Figure record listings |
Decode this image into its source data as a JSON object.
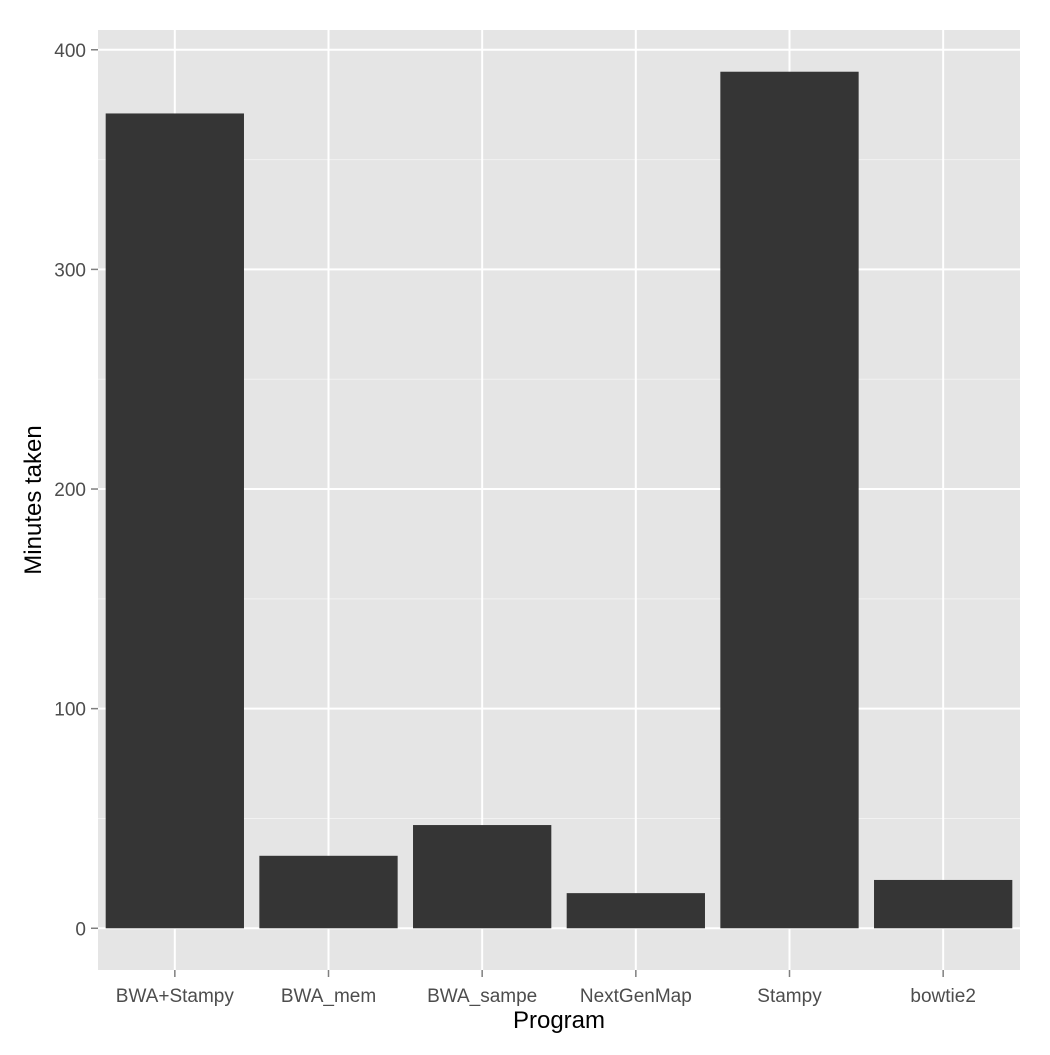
{
  "chart_data": {
    "type": "bar",
    "xlabel": "Program",
    "ylabel": "Minutes taken",
    "categories": [
      "BWA+Stampy",
      "BWA_mem",
      "BWA_sampe",
      "NextGenMap",
      "Stampy",
      "bowtie2"
    ],
    "values": [
      371,
      33,
      47,
      16,
      390,
      22
    ],
    "ylim": [
      -19,
      409
    ],
    "yticks": [
      0,
      100,
      200,
      300,
      400
    ],
    "ytick_labels": [
      "0",
      "100",
      "200",
      "300",
      "400"
    ],
    "grid": true,
    "legend": "none",
    "colors": {
      "bar": "#353535",
      "panel": "#e5e5e5",
      "grid_major": "#ffffff",
      "grid_minor": "#f2f2f2",
      "tick_text": "#4d4d4d",
      "title_text": "#000000",
      "page": "#ffffff"
    }
  }
}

YOUR TASK | Write out the listing above again, exactly, but with no pictures in the copy.

REPLY TO THE TASK |
Decode this image into its source data as a JSON object.
{
  "chart_data": {
    "type": "bar",
    "xlabel": "Program",
    "ylabel": "Minutes taken",
    "categories": [
      "BWA+Stampy",
      "BWA_mem",
      "BWA_sampe",
      "NextGenMap",
      "Stampy",
      "bowtie2"
    ],
    "values": [
      371,
      33,
      47,
      16,
      390,
      22
    ],
    "ylim": [
      -19,
      409
    ],
    "yticks": [
      0,
      100,
      200,
      300,
      400
    ],
    "ytick_labels": [
      "0",
      "100",
      "200",
      "300",
      "400"
    ],
    "grid": true,
    "legend": "none",
    "colors": {
      "bar": "#353535",
      "panel": "#e5e5e5",
      "grid_major": "#ffffff",
      "grid_minor": "#f2f2f2",
      "tick_text": "#4d4d4d",
      "title_text": "#000000",
      "page": "#ffffff"
    }
  }
}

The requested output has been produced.